:: Text excerpt ::
The thing is that a sum is self proving. It has it's own basic confirmation built it. If you tell me 1+1=2 and I look at you sceptically you can pick up one stone and place it in my hand. Pick up another one stone and place it next to the first and say, "count them." Bigger sums can be proved in the same way (it may just take longer and we might need a sack or two.) Maths is built on a solid demonstrable bed rock.

LarryC wrote:

My geometry teacher and my philo professor both told me something it took me a long time to understand: You do not question assumptions. You question the logical process, possibles fallacies, maybe the conclusion - you test them all to see if they're rigorous and properly done. But assumptions are always binary - you either accept them as true, or you do not.

The problem is that Christianity's unquestioned assumptions lead you to Jesus dying for our sins. The assumptions of the Jewish faith say that Jesus did nothing of the sort and the assumptions of the Hindu faith accept that there are multiple gods, including one with an elephants head and a lady with six arms.

In that context, you could conclude that it isn't a good idea to rely on your assumptions.

I suppose it depends on context, but in general you absolutely have to question assumptions. St. Thomas Aquinas tautological proof for the existence of God, for example, is a wonderful bit of work but it completely relies on the idea that existence is a quality and that existence is "better" than nonexistence. The only way to challenge the proof is to challenge its assumptions.

In general, all logical conclusions are totally reliant on every asssumption used to prove them. That's kind of the point of logic, and influences the nature of "proof" in rational reasoning. You don't really challenge the proof by changing the assumptions. We don't say that Euclidean theorems are challenged by Non-Euclidean geometry, for instance. They're simply entirely separate ways of thinking.

I find this sort of colloquialism sloppy and, more to the point, irrational. Asking someone to "Prove your faith" in the logical sense is itself illogical, since proofs are made to validate conclusions, not assumptions. Once you move to trying to prove an assumption, it is no longer an assumption.

I unfortunately find this sort of muddy thought process commonplace. It's sobering to think that people who engage in this sort of thing are the more intelligent members of the population.

You don't really challenge the proof by changing the assumptions.

Actually any proofs can be discarded if you reject the assumptions/axioms it is built on. If you reject the truth of some axiom then it follows that any conclusion that arises from that axiom must not hold.

Take the Tautological Proof. The true axioms given are "existence is a quality" and "existence is 'better' than nonexistence" from that Aquinas derives a proof for the existence of god. If you reject either of the 2 initial axioms, either holding them to be false or meaningless, then his following proof no longer holds or is rendered meaningless. A proof for the axioms would of course be meaningless because they are the axioms. That's pretty much what complexmath is talking about here.

LarryC wrote:

We don't say that Euclidean theorems are challenged by Non-Euclidean geometry, for instance.

The universal truth of euclidean theorems are completely challenged by the existence of non-euclidean geometry that's a fundamental observation about the nature of non-euclidean geometries. Simply euclidean geometry is false in a non-euclidean space. In fact it was by changing the axioms that euclidean geometry is built on (to find out if euclidean geometry would still hold true if you changed those assumptions) that we discovered non-euclidean geometries and discovered that different geometrical theorems arise from different geometrical spaces. There's a really nice discussion of this and it's history in Penrose's 'Road To Reality'

LarryC wrote:

I find this sort of colloquialism sloppy and, more to the point, irrational. Asking someone to "Prove your faith" in the logical sense is itself illogical, since proofs are made to validate conclusions, not assumptions. Once you move to trying to prove an assumption, it is no longer an assumption.
:::
:: Supplied data ::
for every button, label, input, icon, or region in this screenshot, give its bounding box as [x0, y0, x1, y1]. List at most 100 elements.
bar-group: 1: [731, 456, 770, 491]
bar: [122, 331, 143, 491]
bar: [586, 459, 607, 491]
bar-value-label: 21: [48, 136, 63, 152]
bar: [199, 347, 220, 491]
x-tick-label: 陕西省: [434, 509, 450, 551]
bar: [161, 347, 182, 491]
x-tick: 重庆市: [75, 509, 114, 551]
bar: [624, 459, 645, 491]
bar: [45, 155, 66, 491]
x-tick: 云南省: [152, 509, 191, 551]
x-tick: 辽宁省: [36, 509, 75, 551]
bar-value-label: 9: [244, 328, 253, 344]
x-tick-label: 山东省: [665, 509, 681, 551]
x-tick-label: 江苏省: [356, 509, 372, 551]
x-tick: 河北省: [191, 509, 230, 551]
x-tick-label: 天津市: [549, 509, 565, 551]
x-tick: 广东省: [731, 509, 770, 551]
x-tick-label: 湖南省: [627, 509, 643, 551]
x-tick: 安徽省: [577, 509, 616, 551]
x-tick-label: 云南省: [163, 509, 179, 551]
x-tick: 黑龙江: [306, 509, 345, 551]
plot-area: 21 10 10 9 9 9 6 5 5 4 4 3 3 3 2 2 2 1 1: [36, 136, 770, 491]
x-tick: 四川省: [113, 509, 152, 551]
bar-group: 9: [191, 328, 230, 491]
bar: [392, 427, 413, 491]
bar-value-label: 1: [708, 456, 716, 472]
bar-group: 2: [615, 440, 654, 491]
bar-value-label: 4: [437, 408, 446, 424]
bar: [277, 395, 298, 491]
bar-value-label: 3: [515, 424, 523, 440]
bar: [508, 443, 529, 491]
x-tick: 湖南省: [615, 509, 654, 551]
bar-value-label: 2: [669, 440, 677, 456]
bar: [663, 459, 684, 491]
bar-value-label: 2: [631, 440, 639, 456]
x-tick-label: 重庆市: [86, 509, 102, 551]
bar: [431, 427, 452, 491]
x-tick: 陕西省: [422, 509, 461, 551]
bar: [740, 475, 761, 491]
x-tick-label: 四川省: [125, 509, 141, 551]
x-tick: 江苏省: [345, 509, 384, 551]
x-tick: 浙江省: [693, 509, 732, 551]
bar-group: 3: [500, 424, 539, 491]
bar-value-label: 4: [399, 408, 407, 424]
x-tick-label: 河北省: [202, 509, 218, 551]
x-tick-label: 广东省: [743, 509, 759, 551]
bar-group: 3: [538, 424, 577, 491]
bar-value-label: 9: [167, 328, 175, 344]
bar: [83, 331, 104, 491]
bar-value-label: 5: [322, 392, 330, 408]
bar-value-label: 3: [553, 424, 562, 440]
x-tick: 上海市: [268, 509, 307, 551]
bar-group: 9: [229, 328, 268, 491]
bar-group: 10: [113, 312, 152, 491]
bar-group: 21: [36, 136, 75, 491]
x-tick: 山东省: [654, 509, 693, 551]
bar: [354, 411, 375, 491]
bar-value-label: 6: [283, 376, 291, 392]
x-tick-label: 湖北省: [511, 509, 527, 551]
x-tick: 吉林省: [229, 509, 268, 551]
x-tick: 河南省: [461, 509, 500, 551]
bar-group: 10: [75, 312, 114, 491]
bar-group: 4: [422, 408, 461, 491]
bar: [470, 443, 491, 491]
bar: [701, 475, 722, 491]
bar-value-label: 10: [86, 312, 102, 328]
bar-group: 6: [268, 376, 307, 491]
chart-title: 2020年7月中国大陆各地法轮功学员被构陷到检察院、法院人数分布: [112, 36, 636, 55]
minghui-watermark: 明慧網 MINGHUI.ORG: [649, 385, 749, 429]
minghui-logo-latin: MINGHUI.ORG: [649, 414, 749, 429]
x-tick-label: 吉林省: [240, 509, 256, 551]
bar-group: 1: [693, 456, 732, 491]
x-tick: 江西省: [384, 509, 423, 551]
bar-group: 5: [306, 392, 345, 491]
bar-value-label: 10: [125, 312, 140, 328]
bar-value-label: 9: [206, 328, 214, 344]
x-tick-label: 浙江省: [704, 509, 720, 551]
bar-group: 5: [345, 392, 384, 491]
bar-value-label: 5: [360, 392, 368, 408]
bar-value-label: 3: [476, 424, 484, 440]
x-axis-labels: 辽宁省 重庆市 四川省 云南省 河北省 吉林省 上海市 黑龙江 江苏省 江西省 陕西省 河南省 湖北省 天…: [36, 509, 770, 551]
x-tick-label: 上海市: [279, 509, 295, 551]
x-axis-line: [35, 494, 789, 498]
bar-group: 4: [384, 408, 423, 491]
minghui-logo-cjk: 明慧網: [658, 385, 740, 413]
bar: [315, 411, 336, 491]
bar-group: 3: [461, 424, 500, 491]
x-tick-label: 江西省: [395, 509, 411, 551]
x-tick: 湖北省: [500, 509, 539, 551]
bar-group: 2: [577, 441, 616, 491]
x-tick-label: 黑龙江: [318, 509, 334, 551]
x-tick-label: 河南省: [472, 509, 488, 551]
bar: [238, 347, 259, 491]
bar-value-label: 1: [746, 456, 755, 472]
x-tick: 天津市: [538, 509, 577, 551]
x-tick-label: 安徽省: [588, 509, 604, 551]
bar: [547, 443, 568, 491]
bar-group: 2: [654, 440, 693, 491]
:::
### The problem
Write the next part of the forum discussion about assumptions and logical proof, picking up right after its final sentence. The material placed after the forum discussion is separate from it.

### Output for this task
This however is true. Axioms are after all axiomatic.

DanB:

I have no disagreement. I'm just saying the same things in a different way. It's weird to say that a proof is challenged by discarding the axioms. It follows that discarding the axioms invalidates any proof from them. That's hardly much of a challenge.

Re: Universal Truth.

Eh. It's always been difficult for me to accept the universality of anything that relies on axioms. You either choose to accept the axioms or not, but it felt weird to assert that everyone was always going to agree on everything. I've never known that to be true about any sufficiently large group of people.

The frequent instances of "My Truth is the Only Truth," I see around here and in American media is bizarre to me, no matter who says it. I'm not sure I understand it entirely.

LarryC wrote:

In general, all logical conclusions are totally reliant on every assumption used to prove them. That's kind of the point of logic, and influences the nature of "proof" in rational reasoning. You don't really challenge the proof by changing the assumptions. We don't say that Euclidean theorems are challenged by Non-Euclidean geometry, for instance. They're simply entirely separate ways of thinking.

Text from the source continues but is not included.